··· ENTRIES SUPPLIED ···

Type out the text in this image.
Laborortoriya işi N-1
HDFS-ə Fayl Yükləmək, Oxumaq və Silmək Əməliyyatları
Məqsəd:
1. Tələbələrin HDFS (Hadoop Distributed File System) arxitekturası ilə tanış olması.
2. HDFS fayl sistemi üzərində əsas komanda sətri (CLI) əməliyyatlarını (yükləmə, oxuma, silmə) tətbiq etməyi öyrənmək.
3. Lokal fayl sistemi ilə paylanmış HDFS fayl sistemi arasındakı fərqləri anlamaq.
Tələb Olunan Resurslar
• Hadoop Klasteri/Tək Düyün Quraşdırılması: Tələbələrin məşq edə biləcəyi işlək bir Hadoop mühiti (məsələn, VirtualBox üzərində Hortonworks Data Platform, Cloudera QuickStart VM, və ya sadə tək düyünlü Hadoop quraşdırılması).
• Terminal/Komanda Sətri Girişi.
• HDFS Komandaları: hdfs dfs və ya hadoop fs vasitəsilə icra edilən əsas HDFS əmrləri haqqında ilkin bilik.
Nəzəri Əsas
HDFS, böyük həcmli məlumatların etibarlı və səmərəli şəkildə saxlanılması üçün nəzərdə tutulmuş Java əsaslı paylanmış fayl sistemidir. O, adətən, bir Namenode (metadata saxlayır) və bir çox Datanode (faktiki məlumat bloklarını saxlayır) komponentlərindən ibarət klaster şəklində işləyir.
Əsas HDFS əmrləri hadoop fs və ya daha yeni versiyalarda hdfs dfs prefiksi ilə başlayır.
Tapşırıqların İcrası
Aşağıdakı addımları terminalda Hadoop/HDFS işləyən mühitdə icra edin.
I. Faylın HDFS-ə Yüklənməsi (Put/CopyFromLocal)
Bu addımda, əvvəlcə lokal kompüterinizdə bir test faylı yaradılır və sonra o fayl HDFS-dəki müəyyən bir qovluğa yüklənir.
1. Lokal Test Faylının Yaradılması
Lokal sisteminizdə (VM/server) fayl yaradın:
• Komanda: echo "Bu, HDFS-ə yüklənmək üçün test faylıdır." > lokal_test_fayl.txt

···

Please restate the data word for word, every record included.

Type out the text in this image.
Laborortoriya işi N-1
HDFS-ə Fayl Yükləmək, Oxumaq və Silmək Əməliyyatları
Məqsəd:
1. Tələbələrin HDFS (Hadoop Distributed File System) arxitekturası ilə tanış olması.
2. HDFS fayl sistemi üzərində əsas komanda sətri (CLI) əməliyyatlarını (yükləmə, oxuma, silmə) tətbiq etməyi öyrənmək.
3. Lokal fayl sistemi ilə paylanmış HDFS fayl sistemi arasındakı fərqləri anlamaq.
Tələb Olunan Resurslar
• Hadoop Klasteri/Tək Düyün Quraşdırılması: Tələbələrin məşq edə biləcəyi işlək bir Hadoop mühiti (məsələn, VirtualBox üzərində Hortonworks Data Platform, Cloudera QuickStart VM, və ya sadə tək düyünlü Hadoop quraşdırılması).
• Terminal/Komanda Sətri Girişi.
• HDFS Komandaları: hdfs dfs və ya hadoop fs vasitəsilə icra edilən əsas HDFS əmrləri haqqında ilkin bilik.
Nəzəri Əsas
HDFS, böyük həcmli məlumatların etibarlı və səmərəli şəkildə saxlanılması üçün nəzərdə tutulmuş Java əsaslı paylanmış fayl sistemidir. O, adətən, bir Namenode (metadata saxlayır) və bir çox Datanode (faktiki məlumat bloklarını saxlayır) komponentlərindən ibarət klaster şəklində işləyir.
Əsas HDFS əmrləri hadoop fs və ya daha yeni versiyalarda hdfs dfs prefiksi ilə başlayır.
Tapşırıqların İcrası
Aşağıdakı addımları terminalda Hadoop/HDFS işləyən mühitdə icra edin.
I. Faylın HDFS-ə Yüklənməsi (Put/CopyFromLocal)
Bu addımda, əvvəlcə lokal kompüterinizdə bir test faylı yaradılır və sonra o fayl HDFS-dəki müəyyən bir qovluğa yüklənir.
1. Lokal Test Faylının Yaradılması
Lokal sisteminizdə (VM/server) fayl yaradın:
• Komanda: echo "Bu, HDFS-ə yüklənmək üçün test faylıdır." > lokal_test_fayl.txt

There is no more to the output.